▶ [Aim of the exercise] Copy the data precisely, keeping every character.

▶ [Dataset]
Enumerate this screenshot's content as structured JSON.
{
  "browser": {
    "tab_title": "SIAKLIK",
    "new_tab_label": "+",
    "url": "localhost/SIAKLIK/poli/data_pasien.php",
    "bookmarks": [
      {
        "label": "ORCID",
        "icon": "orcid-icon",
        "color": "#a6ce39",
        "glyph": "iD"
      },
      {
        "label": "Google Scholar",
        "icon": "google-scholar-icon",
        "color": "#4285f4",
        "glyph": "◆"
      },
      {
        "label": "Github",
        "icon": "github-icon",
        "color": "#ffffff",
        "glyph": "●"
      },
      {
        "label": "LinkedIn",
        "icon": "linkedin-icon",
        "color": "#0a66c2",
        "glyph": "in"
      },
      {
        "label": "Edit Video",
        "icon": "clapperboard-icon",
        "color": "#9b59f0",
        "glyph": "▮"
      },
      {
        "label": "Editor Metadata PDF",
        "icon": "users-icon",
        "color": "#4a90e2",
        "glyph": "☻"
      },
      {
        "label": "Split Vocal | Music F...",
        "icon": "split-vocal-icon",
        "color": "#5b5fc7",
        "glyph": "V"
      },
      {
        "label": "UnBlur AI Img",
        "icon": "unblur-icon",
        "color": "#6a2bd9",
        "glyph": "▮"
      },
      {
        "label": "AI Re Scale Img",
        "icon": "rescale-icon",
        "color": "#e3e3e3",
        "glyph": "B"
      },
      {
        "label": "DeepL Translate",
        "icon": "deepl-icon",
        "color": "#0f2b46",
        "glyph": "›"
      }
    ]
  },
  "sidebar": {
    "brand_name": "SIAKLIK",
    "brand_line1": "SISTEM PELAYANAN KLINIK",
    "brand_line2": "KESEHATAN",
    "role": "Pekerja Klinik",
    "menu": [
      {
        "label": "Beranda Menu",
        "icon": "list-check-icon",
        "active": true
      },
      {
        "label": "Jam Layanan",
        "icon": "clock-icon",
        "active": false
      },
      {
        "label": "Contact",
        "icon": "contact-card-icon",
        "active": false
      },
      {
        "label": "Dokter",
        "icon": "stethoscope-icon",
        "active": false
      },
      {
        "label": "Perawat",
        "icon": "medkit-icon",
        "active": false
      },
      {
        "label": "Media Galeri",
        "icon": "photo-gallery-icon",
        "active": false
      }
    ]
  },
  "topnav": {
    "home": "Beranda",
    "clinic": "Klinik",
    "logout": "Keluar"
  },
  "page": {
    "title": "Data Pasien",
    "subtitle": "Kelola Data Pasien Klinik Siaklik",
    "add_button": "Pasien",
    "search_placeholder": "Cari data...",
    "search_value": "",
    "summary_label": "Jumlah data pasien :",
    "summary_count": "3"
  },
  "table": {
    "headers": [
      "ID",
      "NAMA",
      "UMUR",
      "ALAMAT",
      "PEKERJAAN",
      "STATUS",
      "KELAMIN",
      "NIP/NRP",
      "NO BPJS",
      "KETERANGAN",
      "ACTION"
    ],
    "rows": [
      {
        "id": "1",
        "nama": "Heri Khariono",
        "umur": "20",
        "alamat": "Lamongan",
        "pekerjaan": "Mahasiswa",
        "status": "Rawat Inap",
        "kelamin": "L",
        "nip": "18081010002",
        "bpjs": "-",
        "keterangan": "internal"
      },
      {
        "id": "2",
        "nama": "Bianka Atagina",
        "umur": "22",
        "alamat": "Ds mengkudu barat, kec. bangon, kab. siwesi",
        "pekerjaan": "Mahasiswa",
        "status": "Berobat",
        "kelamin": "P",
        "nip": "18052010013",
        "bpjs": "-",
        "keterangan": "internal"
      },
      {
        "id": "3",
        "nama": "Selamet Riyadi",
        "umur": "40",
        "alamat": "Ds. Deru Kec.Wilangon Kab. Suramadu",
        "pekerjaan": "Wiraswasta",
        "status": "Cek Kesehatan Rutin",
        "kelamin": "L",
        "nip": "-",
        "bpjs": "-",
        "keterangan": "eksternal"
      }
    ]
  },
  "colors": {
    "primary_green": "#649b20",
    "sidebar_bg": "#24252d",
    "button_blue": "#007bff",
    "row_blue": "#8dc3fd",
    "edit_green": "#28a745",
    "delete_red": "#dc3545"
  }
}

▶ [Output for this exercise]
Enumerate this screenshot's content as structured JSON.
{
  "browser": {
    "tab_title": "SIAKLIK",
    "new_tab_label": "+",
    "url": "localhost/SIAKLIK/poli/data_pasien.php",
    "bookmarks": [
      {
        "label": "ORCID",
        "icon": "orcid-icon",
        "color": "#a6ce39",
        "glyph": "iD"
      },
      {
        "label": "Google Scholar",
        "icon": "google-scholar-icon",
        "color": "#4285f4",
        "glyph": "◆"
      },
      {
        "label": "Github",
        "icon": "github-icon",
        "color": "#ffffff",
        "glyph": "●"
      },
      {
        "label": "LinkedIn",
        "icon": "linkedin-icon",
        "color": "#0a66c2",
        "glyph": "in"
      },
      {
        "label": "Edit Video",
        "icon": "clapperboard-icon",
        "color": "#9b59f0",
        "glyph": "▮"
      },
      {
        "label": "Editor Metadata PDF",
        "icon": "users-icon",
        "color": "#4a90e2",
        "glyph": "☻"
      },
      {
        "label": "Split Vocal | Music F...",
        "icon": "split-vocal-icon",
        "color": "#5b5fc7",
        "glyph": "V"
      },
      {
        "label": "UnBlur AI Img",
        "icon": "unblur-icon",
        "color": "#6a2bd9",
        "glyph": "▮"
      },
      {
        "label": "AI Re Scale Img",
        "icon": "rescale-icon",
        "color": "#e3e3e3",
        "glyph": "B"
      },
      {
        "label": "DeepL Translate",
        "icon": "deepl-icon",
        "color": "#0f2b46",
        "glyph": "›"
      }
    ]
  },
  "sidebar": {
    "brand_name": "SIAKLIK",
    "brand_line1": "SISTEM PELAYANAN KLINIK",
    "brand_line2": "KESEHATAN",
    "role": "Pekerja Klinik",
    "menu": [
      {
        "label": "Beranda Menu",
        "icon": "list-check-icon",
        "active": true
      },
      {
        "label": "Jam Layanan",
        "icon": "clock-icon",
        "active": false
      },
      {
        "label": "Contact",
        "icon": "contact-card-icon",
        "active": false
      },
      {
        "label": "Dokter",
        "icon": "stethoscope-icon",
        "active": false
      },
      {
        "label": "Perawat",
        "icon": "medkit-icon",
        "active": false
      },
      {
        "label": "Media Galeri",
        "icon": "photo-gallery-icon",
        "active": false
      }
    ]
  },
  "topnav": {
    "home": "Beranda",
    "clinic": "Klinik",
    "logout": "Keluar"
  },
  "page": {
    "title": "Data Pasien",
    "subtitle": "Kelola Data Pasien Klinik Siaklik",
    "add_button": "Pasien",
    "search_placeholder": "Cari data...",
    "search_value": "",
    "summary_label": "Jumlah data pasien :",
    "summary_count": "3"
  },
  "table": {
    "headers": [
      "ID",
      "NAMA",
      "UMUR",
      "ALAMAT",
      "PEKERJAAN",
      "STATUS",
      "KELAMIN",
      "NIP/NRP",
      "NO BPJS",
      "KETERANGAN",
      "ACTION"
    ],
    "rows": [
      {
        "id": "1",
        "nama": "Heri Khariono",
        "umur": "20",
        "alamat": "Lamongan",
        "pekerjaan": "Mahasiswa",
        "status": "Rawat Inap",
        "kelamin": "L",
        "nip": "18081010002",
        "bpjs": "-",
        "keterangan": "internal"
      },
      {
        "id": "2",
        "nama": "Bianka Atagina",
        "umur": "22",
        "alamat": "Ds mengkudu barat, kec. bangon, kab. siwesi",
        "pekerjaan": "Mahasiswa",
        "status": "Berobat",
        "kelamin": "P",
        "nip": "18052010013",
        "bpjs": "-",
        "keterangan": "internal"
      },
      {
        "id": "3",
        "nama": "Selamet Riyadi",
        "umur": "40",
        "alamat": "Ds. Deru Kec.Wilangon Kab. Suramadu",
        "pekerjaan": "Wiraswasta",
        "status": "Cek Kesehatan Rutin",
        "kelamin": "L",
        "nip": "-",
        "bpjs": "-",
        "keterangan": "eksternal"
      }
    ]
  },
  "colors": {
    "primary_green": "#649b20",
    "sidebar_bg": "#24252d",
    "button_blue": "#007bff",
    "row_blue": "#8dc3fd",
    "edit_green": "#28a745",
    "delete_red": "#dc3545"
  }
}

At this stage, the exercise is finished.